Take every line where the string "devota" appears and copy it.

=== Materials provided ===

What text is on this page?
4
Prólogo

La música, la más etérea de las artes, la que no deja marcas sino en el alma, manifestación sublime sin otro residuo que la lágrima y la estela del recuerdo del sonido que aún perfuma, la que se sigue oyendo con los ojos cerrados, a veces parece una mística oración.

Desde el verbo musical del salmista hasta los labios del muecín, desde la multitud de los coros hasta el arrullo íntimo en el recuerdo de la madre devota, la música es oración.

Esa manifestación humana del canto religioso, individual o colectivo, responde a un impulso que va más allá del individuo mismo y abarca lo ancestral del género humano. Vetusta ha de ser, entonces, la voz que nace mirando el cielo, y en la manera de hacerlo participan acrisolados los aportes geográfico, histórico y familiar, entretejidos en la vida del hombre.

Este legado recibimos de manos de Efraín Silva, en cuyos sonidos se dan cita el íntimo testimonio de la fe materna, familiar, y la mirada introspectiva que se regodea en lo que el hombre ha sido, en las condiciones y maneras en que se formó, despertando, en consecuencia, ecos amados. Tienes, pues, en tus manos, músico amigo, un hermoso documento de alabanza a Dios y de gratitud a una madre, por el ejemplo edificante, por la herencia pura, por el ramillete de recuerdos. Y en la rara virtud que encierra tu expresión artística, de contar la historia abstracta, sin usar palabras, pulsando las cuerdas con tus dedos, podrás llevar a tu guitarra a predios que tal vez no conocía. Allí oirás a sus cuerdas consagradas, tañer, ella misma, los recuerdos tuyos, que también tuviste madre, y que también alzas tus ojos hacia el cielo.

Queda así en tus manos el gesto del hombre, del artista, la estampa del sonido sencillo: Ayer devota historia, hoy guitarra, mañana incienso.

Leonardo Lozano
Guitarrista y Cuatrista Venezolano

===

» **Output of the exercise**
Desde el verbo musical del salmista hasta los labios del muecín, desde la multitud de los coros hasta el arrullo íntimo en el recuerdo de la madre devota, la música es oración.
Queda así en tus manos el gesto del hombre, del artista, la estampa del sonido sencillo: Ayer devota historia, hoy guitarra, mañana incienso.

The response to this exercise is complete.